● **The request**:
Reproduce each line of the layout records below with no changes.
>> start Source material
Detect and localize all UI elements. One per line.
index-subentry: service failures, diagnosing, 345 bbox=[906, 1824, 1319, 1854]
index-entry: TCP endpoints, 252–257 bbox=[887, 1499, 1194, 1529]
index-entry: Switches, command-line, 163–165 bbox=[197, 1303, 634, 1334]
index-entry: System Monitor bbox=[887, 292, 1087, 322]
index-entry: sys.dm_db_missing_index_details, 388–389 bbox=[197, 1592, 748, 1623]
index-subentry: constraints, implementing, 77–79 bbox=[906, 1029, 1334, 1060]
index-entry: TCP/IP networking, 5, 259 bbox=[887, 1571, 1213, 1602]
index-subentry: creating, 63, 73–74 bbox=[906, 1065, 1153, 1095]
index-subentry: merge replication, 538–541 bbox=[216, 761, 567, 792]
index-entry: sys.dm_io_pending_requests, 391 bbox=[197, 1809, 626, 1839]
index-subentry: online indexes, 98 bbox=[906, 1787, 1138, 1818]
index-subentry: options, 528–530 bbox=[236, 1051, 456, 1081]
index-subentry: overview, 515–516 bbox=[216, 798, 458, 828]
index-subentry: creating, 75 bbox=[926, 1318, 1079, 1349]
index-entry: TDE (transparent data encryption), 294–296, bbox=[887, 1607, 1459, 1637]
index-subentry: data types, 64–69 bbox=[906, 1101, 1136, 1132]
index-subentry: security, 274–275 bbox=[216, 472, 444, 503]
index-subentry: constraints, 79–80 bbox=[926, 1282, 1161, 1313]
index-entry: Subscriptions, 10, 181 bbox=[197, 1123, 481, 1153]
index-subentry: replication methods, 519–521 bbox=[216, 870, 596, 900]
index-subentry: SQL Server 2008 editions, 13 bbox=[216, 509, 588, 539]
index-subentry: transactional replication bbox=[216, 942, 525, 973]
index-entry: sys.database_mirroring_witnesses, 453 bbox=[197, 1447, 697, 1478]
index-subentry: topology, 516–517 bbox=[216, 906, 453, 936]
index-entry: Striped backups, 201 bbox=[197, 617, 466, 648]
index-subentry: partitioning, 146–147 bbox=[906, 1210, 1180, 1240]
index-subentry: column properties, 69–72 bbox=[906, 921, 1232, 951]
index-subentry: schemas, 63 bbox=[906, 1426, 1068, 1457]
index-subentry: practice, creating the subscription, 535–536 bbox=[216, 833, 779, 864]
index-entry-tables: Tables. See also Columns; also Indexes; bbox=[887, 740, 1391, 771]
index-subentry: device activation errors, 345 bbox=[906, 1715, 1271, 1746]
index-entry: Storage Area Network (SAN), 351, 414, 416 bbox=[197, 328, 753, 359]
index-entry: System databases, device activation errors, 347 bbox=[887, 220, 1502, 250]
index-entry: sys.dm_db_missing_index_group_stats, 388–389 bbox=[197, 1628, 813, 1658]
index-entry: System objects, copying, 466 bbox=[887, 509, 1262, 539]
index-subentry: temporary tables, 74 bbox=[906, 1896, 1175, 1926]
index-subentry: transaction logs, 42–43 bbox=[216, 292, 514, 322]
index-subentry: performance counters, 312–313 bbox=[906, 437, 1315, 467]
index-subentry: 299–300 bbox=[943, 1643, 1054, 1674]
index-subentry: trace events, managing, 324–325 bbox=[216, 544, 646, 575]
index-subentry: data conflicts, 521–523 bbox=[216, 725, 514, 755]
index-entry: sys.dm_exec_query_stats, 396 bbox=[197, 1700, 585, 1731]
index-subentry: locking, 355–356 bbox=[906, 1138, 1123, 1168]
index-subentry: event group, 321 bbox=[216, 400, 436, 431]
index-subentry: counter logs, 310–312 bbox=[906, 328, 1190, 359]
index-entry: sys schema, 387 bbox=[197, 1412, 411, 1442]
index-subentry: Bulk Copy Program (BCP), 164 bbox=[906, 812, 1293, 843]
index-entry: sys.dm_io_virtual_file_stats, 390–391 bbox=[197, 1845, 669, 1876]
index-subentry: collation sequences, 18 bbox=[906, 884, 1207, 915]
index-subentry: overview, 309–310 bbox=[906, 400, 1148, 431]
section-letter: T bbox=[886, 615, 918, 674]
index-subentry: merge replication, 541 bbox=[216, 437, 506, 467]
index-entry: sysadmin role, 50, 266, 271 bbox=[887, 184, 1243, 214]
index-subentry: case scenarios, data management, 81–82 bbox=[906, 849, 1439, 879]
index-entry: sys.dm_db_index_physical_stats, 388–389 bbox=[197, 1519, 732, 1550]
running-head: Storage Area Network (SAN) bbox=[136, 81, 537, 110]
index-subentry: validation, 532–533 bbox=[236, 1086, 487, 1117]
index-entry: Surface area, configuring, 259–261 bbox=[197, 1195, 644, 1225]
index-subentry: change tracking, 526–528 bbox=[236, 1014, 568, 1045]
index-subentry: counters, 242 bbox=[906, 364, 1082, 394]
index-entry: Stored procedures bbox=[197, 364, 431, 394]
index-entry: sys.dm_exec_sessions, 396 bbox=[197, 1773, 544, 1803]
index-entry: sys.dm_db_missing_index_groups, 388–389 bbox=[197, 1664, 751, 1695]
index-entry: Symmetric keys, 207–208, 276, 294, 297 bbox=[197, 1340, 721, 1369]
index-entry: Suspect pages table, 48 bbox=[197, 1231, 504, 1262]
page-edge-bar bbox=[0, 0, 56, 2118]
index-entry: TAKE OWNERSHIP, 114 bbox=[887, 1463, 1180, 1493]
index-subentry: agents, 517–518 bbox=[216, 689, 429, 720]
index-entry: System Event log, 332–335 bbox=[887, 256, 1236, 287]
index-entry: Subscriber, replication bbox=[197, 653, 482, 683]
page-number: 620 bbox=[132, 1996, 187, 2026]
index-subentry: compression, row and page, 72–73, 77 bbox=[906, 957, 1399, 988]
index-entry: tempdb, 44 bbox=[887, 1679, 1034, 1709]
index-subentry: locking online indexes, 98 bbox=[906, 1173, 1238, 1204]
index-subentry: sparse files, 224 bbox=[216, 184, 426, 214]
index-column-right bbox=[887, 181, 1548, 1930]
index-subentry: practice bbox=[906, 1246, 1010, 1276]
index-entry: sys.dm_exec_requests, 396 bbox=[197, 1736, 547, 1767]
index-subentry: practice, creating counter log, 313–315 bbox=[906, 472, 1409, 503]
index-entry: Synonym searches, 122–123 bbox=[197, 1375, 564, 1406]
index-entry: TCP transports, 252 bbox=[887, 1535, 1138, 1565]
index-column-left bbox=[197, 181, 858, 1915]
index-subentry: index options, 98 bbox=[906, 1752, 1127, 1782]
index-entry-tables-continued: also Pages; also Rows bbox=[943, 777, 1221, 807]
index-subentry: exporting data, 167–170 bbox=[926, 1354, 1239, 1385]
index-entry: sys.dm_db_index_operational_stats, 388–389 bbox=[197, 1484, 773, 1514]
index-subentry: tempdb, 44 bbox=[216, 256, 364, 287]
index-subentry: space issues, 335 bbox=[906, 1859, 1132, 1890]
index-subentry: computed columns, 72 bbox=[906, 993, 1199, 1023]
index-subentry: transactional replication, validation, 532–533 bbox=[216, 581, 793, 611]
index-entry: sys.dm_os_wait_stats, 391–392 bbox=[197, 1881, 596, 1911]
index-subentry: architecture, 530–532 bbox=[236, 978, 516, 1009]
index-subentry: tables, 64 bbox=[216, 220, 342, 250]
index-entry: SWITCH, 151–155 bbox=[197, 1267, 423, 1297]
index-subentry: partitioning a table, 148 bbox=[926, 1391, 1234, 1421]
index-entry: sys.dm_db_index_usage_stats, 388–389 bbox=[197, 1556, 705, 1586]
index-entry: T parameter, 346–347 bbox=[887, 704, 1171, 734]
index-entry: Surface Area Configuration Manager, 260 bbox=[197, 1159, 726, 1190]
>> end Source material
● **Solution to this problem**:
Detect and localize all UI elements. One per line.
index-subentry: service failures, diagnosing, 345 bbox=[906, 1824, 1319, 1854]
index-entry: TCP endpoints, 252–257 bbox=[887, 1499, 1194, 1529]
index-entry: Switches, command-line, 163–165 bbox=[197, 1303, 634, 1334]
index-entry: System Monitor bbox=[887, 292, 1087, 322]
index-entry: sys.dm_db_missing_index_details, 388–389 bbox=[197, 1592, 748, 1623]
index-subentry: constraints, implementing, 77–79 bbox=[906, 1029, 1334, 1060]
index-entry: TCP/IP networking, 5, 259 bbox=[887, 1571, 1213, 1602]
index-subentry: creating, 63, 73–74 bbox=[906, 1065, 1153, 1095]
index-subentry: merge replication, 538–541 bbox=[216, 761, 567, 792]
index-entry: sys.dm_io_pending_requests, 391 bbox=[197, 1809, 626, 1839]
index-subentry: online indexes, 98 bbox=[906, 1787, 1138, 1818]
index-subentry: options, 528–530 bbox=[236, 1051, 456, 1081]
index-subentry: overview, 515–516 bbox=[216, 798, 458, 828]
index-subentry: creating, 75 bbox=[926, 1318, 1079, 1349]
index-entry: TDE (transparent data encryption), 294–296, bbox=[887, 1607, 1459, 1637]
index-subentry: data types, 64–69 bbox=[906, 1101, 1136, 1132]
index-subentry: security, 274–275 bbox=[216, 472, 444, 503]
index-subentry: constraints, 79–80 bbox=[926, 1282, 1161, 1313]
index-entry: Subscriptions, 10, 181 bbox=[197, 1123, 481, 1153]
index-subentry: replication methods, 519–521 bbox=[216, 870, 596, 900]
index-subentry: SQL Server 2008 editions, 13 bbox=[216, 509, 588, 539]
index-subentry: transactional replication bbox=[216, 942, 525, 973]
index-entry: sys.database_mirroring_witnesses, 453 bbox=[197, 1447, 697, 1478]
index-subentry: topology, 516–517 bbox=[216, 906, 453, 936]
index-entry: Striped backups, 201 bbox=[197, 617, 466, 648]
index-subentry: partitioning, 146–147 bbox=[906, 1210, 1180, 1240]
index-subentry: column properties, 69–72 bbox=[906, 921, 1232, 951]
index-subentry: schemas, 63 bbox=[906, 1426, 1068, 1457]
index-subentry: practice, creating the subscription, 535–536 bbox=[216, 833, 779, 864]
index-entry-tables: Tables. See also Columns; also Indexes; bbox=[887, 740, 1391, 771]
index-subentry: device activation errors, 345 bbox=[906, 1715, 1271, 1746]
index-entry: Storage Area Network (SAN), 351, 414, 416 bbox=[197, 328, 753, 359]
index-entry: System databases, device activation errors, 347 bbox=[887, 220, 1502, 250]
index-entry: sys.dm_db_missing_index_group_stats, 388–389 bbox=[197, 1628, 813, 1658]
index-entry: System objects, copying, 466 bbox=[887, 509, 1262, 539]
index-subentry: temporary tables, 74 bbox=[906, 1896, 1175, 1926]
index-subentry: transaction logs, 42–43 bbox=[216, 292, 514, 322]
index-subentry: performance counters, 312–313 bbox=[906, 437, 1315, 467]
index-subentry: 299–300 bbox=[943, 1643, 1054, 1674]
index-subentry: trace events, managing, 324–325 bbox=[216, 544, 646, 575]
index-subentry: data conflicts, 521–523 bbox=[216, 725, 514, 755]
index-entry: sys.dm_exec_query_stats, 396 bbox=[197, 1700, 585, 1731]
index-subentry: locking, 355–356 bbox=[906, 1138, 1123, 1168]
index-subentry: event group, 321 bbox=[216, 400, 436, 431]
index-subentry: counter logs, 310–312 bbox=[906, 328, 1190, 359]
index-entry: sys schema, 387 bbox=[197, 1412, 411, 1442]
index-subentry: Bulk Copy Program (BCP), 164 bbox=[906, 812, 1293, 843]
index-entry: sys.dm_io_virtual_file_stats, 390–391 bbox=[197, 1845, 669, 1876]
index-subentry: collation sequences, 18 bbox=[906, 884, 1207, 915]
index-subentry: overview, 309–310 bbox=[906, 400, 1148, 431]
section-letter: T bbox=[886, 615, 918, 674]
index-subentry: merge replication, 541 bbox=[216, 437, 506, 467]
index-entry: sysadmin role, 50, 266, 271 bbox=[887, 184, 1243, 214]
index-subentry: case scenarios, data management, 81–82 bbox=[906, 849, 1439, 879]
index-entry: sys.dm_db_index_physical_stats, 388–389 bbox=[197, 1519, 732, 1550]
running-head: Storage Area Network (SAN) bbox=[136, 81, 537, 110]
index-subentry: validation, 532–533 bbox=[236, 1086, 487, 1117]
index-entry: Surface area, configuring, 259–261 bbox=[197, 1195, 644, 1225]
index-subentry: change tracking, 526–528 bbox=[236, 1014, 568, 1045]
index-subentry: counters, 242 bbox=[906, 364, 1082, 394]
index-entry: Stored procedures bbox=[197, 364, 431, 394]
index-entry: sys.dm_exec_sessions, 396 bbox=[197, 1773, 544, 1803]
index-entry: sys.dm_db_missing_index_groups, 388–389 bbox=[197, 1664, 751, 1695]
index-entry: Symmetric keys, 207–208, 276, 294, 297 bbox=[197, 1340, 721, 1369]
index-entry: Suspect pages table, 48 bbox=[197, 1231, 504, 1262]
page-edge-bar bbox=[0, 0, 56, 2118]
index-entry: TAKE OWNERSHIP, 114 bbox=[887, 1463, 1180, 1493]
index-subentry: agents, 517–518 bbox=[216, 689, 429, 720]
index-entry: System Event log, 332–335 bbox=[887, 256, 1236, 287]
index-entry: Subscriber, replication bbox=[197, 653, 482, 683]
page-number: 620 bbox=[132, 1996, 187, 2026]
index-subentry: compression, row and page, 72–73, 77 bbox=[906, 957, 1399, 988]
index-entry: tempdb, 44 bbox=[887, 1679, 1034, 1709]
index-subentry: locking online indexes, 98 bbox=[906, 1173, 1238, 1204]
index-subentry: sparse files, 224 bbox=[216, 184, 426, 214]
index-column-right bbox=[887, 181, 1548, 1930]
index-subentry: practice bbox=[906, 1246, 1010, 1276]
index-entry: sys.dm_exec_requests, 396 bbox=[197, 1736, 547, 1767]
index-subentry: practice, creating counter log, 313–315 bbox=[906, 472, 1409, 503]
index-entry: Synonym searches, 122–123 bbox=[197, 1375, 564, 1406]
index-entry: TCP transports, 252 bbox=[887, 1535, 1138, 1565]
index-column-left bbox=[197, 181, 858, 1915]
index-subentry: index options, 98 bbox=[906, 1752, 1127, 1782]
index-entry-tables-continued: also Pages; also Rows bbox=[943, 777, 1221, 807]
index-subentry: exporting data, 167–170 bbox=[926, 1354, 1239, 1385]
index-entry: sys.dm_db_index_operational_stats, 388–389 bbox=[197, 1484, 773, 1514]
index-subentry: tempdb, 44 bbox=[216, 256, 364, 287]
index-subentry: space issues, 335 bbox=[906, 1859, 1132, 1890]
index-subentry: computed columns, 72 bbox=[906, 993, 1199, 1023]
index-subentry: transactional replication, validation, 532–533 bbox=[216, 581, 793, 611]
index-entry: sys.dm_os_wait_stats, 391–392 bbox=[197, 1881, 596, 1911]
index-subentry: architecture, 530–532 bbox=[236, 978, 516, 1009]
index-subentry: tables, 64 bbox=[216, 220, 342, 250]
index-entry: SWITCH, 151–155 bbox=[197, 1267, 423, 1297]
index-subentry: partitioning a table, 148 bbox=[926, 1391, 1234, 1421]
index-entry: sys.dm_db_index_usage_stats, 388–389 bbox=[197, 1556, 705, 1586]
index-entry: T parameter, 346–347 bbox=[887, 704, 1171, 734]
index-entry: Surface Area Configuration Manager, 260 bbox=[197, 1159, 726, 1190]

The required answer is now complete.